TASK OBJECTIVE: From the entries below, gather each line containing the word "title".

GIVEN DATA:
◇ ◇ ◇ ◇ ◇ ◇ ◇

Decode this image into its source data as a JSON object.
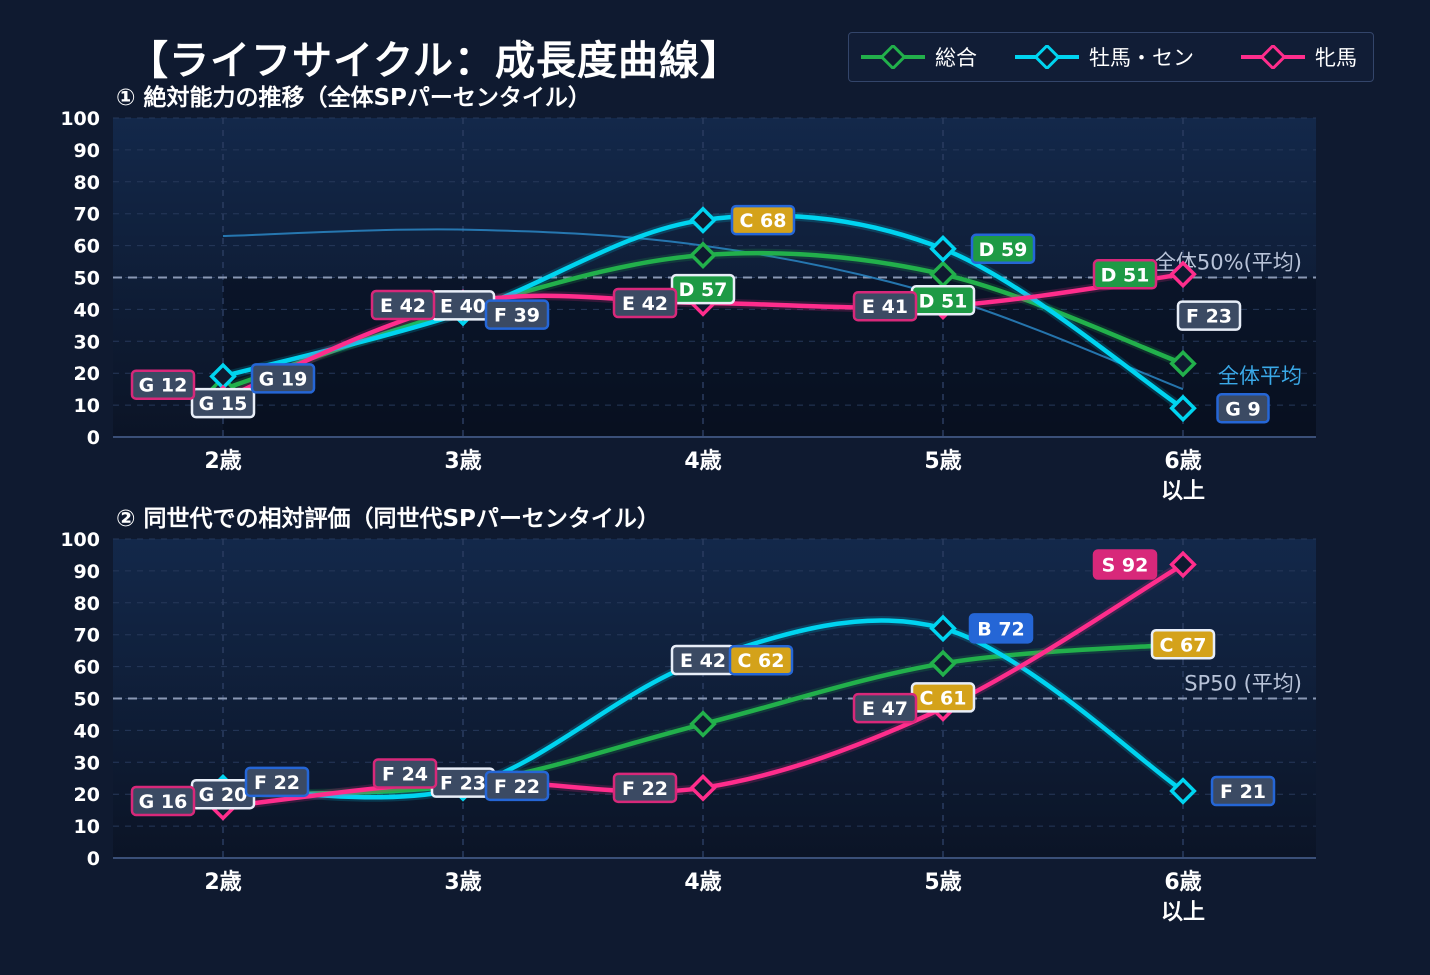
{
  "title": "【ライフサイクル：成長度曲線】",
  "legend": [
    {
      "name": "総合",
      "color": "#22b04b"
    },
    {
      "name": "牡馬・セン",
      "color": "#00d4f0"
    },
    {
      "name": "牝馬",
      "color": "#ff2d8c"
    }
  ],
  "chart_data": [
    {
      "type": "line",
      "title": "① 絶対能力の推移（全体SPパーセンタイル）",
      "categories": [
        "2歳",
        "3歳",
        "4歳",
        "5歳",
        "6歳\n以上"
      ],
      "ylim": [
        0,
        100
      ],
      "yticks": [
        0,
        10,
        20,
        30,
        40,
        50,
        60,
        70,
        80,
        90,
        100
      ],
      "series": [
        {
          "name": "総合",
          "color": "#22b04b",
          "values": [
            15,
            40,
            57,
            51,
            23
          ],
          "labels": [
            "G 15",
            "E 40",
            "D 57",
            "D 51",
            "F 23"
          ]
        },
        {
          "name": "牡馬・セン",
          "color": "#00d4f0",
          "values": [
            19,
            39,
            68,
            59,
            9
          ],
          "labels": [
            "G 19",
            "F 39",
            "C 68",
            "D 59",
            "G 9"
          ]
        },
        {
          "name": "牝馬",
          "color": "#ff2d8c",
          "values": [
            12,
            42,
            42,
            41,
            51
          ],
          "labels": [
            "G 12",
            "E 42",
            "E 42",
            "E 41",
            "D 51"
          ]
        }
      ],
      "reference_line": {
        "value": 50,
        "label": "全体50%(平均)"
      },
      "average_curve": {
        "label": "全体平均",
        "values": [
          63,
          65,
          60,
          44,
          15
        ]
      }
    },
    {
      "type": "line",
      "title": "② 同世代での相対評価（同世代SPパーセンタイル）",
      "categories": [
        "2歳",
        "3歳",
        "4歳",
        "5歳",
        "6歳\n以上"
      ],
      "ylim": [
        0,
        100
      ],
      "yticks": [
        0,
        10,
        20,
        30,
        40,
        50,
        60,
        70,
        80,
        90,
        100
      ],
      "series": [
        {
          "name": "総合",
          "color": "#22b04b",
          "values": [
            20,
            23,
            42,
            61,
            67
          ],
          "labels": [
            "G 20",
            "F 23",
            "E 42",
            "C 61",
            "C 67"
          ]
        },
        {
          "name": "牡馬・セン",
          "color": "#00d4f0",
          "values": [
            22,
            22,
            62,
            72,
            21
          ],
          "labels": [
            "F 22",
            "F 22",
            "C 62",
            "B 72",
            "F 21"
          ]
        },
        {
          "name": "牝馬",
          "color": "#ff2d8c",
          "values": [
            16,
            24,
            22,
            47,
            92
          ],
          "labels": [
            "G 16",
            "F 24",
            "F 22",
            "E 47",
            "S 92"
          ]
        }
      ],
      "reference_line": {
        "value": 50,
        "label": "SP50 (平均)"
      }
    }
  ]
}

◇ ◇ ◇ ◇ ◇ ◇ ◇

RESPONSE FOR THIS EXERCISE:
  "title": "【ライフサイクル：成長度曲線】",
      "title": "① 絶対能力の推移（全体SPパーセンタイル）",
      "title": "② 同世代での相対評価（同世代SPパーセンタイル）",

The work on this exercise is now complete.